▸ WRITTEN INSTRUCTION:
Output all records precisely as written.

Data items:
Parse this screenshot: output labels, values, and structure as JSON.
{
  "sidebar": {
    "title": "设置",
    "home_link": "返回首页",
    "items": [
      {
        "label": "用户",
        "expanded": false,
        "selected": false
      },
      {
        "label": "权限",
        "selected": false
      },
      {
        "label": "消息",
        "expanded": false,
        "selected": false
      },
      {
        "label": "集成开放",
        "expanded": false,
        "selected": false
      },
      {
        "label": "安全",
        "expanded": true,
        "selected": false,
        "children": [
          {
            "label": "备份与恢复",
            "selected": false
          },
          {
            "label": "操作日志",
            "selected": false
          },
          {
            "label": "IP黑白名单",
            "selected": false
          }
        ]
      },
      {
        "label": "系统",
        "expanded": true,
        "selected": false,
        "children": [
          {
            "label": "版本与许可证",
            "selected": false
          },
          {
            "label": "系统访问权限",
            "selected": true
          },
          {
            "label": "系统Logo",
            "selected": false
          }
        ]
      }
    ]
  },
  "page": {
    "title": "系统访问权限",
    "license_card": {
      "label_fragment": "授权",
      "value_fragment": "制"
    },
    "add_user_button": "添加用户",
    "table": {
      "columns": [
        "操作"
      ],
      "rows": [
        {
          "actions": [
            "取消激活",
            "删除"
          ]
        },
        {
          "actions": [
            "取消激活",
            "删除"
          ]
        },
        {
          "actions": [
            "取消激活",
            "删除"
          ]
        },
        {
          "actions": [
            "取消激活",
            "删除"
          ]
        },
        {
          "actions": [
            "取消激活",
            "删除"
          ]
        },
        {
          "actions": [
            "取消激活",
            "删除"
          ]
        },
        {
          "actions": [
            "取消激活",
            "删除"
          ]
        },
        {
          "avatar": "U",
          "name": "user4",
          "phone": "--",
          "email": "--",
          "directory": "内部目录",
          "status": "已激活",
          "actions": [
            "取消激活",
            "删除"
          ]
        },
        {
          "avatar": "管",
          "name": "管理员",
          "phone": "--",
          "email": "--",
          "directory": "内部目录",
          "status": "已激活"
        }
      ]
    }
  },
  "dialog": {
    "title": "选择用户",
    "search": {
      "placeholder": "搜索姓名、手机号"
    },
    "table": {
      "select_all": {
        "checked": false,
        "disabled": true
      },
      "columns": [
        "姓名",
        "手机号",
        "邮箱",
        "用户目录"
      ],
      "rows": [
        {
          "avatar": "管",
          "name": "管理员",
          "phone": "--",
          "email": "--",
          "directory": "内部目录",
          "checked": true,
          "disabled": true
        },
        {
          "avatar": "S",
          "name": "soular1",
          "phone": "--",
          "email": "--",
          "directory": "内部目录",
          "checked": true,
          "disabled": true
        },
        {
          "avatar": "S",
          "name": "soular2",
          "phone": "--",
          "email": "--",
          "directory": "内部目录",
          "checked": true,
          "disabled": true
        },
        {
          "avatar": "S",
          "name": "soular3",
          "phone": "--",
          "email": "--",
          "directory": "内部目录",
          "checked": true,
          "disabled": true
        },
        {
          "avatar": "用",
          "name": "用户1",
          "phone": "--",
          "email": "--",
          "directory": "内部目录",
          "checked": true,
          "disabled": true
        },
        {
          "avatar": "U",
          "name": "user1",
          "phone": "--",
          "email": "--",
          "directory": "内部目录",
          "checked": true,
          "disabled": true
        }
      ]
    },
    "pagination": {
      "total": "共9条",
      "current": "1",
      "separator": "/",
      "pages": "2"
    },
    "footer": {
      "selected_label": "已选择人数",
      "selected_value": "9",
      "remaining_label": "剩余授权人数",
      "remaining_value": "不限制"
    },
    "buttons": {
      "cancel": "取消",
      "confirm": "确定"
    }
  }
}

▸ WRITTEN RESPONSE:
Parse this screenshot: output labels, values, and structure as JSON.
{
  "sidebar": {
    "title": "设置",
    "home_link": "返回首页",
    "items": [
      {
        "label": "用户",
        "expanded": false,
        "selected": false
      },
      {
        "label": "权限",
        "selected": false
      },
      {
        "label": "消息",
        "expanded": false,
        "selected": false
      },
      {
        "label": "集成开放",
        "expanded": false,
        "selected": false
      },
      {
        "label": "安全",
        "expanded": true,
        "selected": false,
        "children": [
          {
            "label": "备份与恢复",
            "selected": false
          },
          {
            "label": "操作日志",
            "selected": false
          },
          {
            "label": "IP黑白名单",
            "selected": false
          }
        ]
      },
      {
        "label": "系统",
        "expanded": true,
        "selected": false,
        "children": [
          {
            "label": "版本与许可证",
            "selected": false
          },
          {
            "label": "系统访问权限",
            "selected": true
          },
          {
            "label": "系统Logo",
            "selected": false
          }
        ]
      }
    ]
  },
  "page": {
    "title": "系统访问权限",
    "license_card": {
      "label_fragment": "授权",
      "value_fragment": "制"
    },
    "add_user_button": "添加用户",
    "table": {
      "columns": [
        "操作"
      ],
      "rows": [
        {
          "actions": [
            "取消激活",
            "删除"
          ]
        },
        {
          "actions": [
            "取消激活",
            "删除"
          ]
        },
        {
          "actions": [
            "取消激活",
            "删除"
          ]
        },
        {
          "actions": [
            "取消激活",
            "删除"
          ]
        },
        {
          "actions": [
            "取消激活",
            "删除"
          ]
        },
        {
          "actions": [
            "取消激活",
            "删除"
          ]
        },
        {
          "actions": [
            "取消激活",
            "删除"
          ]
        },
        {
          "avatar": "U",
          "name": "user4",
          "phone": "--",
          "email": "--",
          "directory": "内部目录",
          "status": "已激活",
          "actions": [
            "取消激活",
            "删除"
          ]
        },
        {
          "avatar": "管",
          "name": "管理员",
          "phone": "--",
          "email": "--",
          "directory": "内部目录",
          "status": "已激活"
        }
      ]
    }
  },
  "dialog": {
    "title": "选择用户",
    "search": {
      "placeholder": "搜索姓名、手机号"
    },
    "table": {
      "select_all": {
        "checked": false,
        "disabled": true
      },
      "columns": [
        "姓名",
        "手机号",
        "邮箱",
        "用户目录"
      ],
      "rows": [
        {
          "avatar": "管",
          "name": "管理员",
          "phone": "--",
          "email": "--",
          "directory": "内部目录",
          "checked": true,
          "disabled": true
        },
        {
          "avatar": "S",
          "name": "soular1",
          "phone": "--",
          "email": "--",
          "directory": "内部目录",
          "checked": true,
          "disabled": true
        },
        {
          "avatar": "S",
          "name": "soular2",
          "phone": "--",
          "email": "--",
          "directory": "内部目录",
          "checked": true,
          "disabled": true
        },
        {
          "avatar": "S",
          "name": "soular3",
          "phone": "--",
          "email": "--",
          "directory": "内部目录",
          "checked": true,
          "disabled": true
        },
        {
          "avatar": "用",
          "name": "用户1",
          "phone": "--",
          "email": "--",
          "directory": "内部目录",
          "checked": true,
          "disabled": true
        },
        {
          "avatar": "U",
          "name": "user1",
          "phone": "--",
          "email": "--",
          "directory": "内部目录",
          "checked": true,
          "disabled": true
        }
      ]
    },
    "pagination": {
      "total": "共9条",
      "current": "1",
      "separator": "/",
      "pages": "2"
    },
    "footer": {
      "selected_label": "已选择人数",
      "selected_value": "9",
      "remaining_label": "剩余授权人数",
      "remaining_value": "不限制"
    },
    "buttons": {
      "cancel": "取消",
      "confirm": "确定"
    }
  }
}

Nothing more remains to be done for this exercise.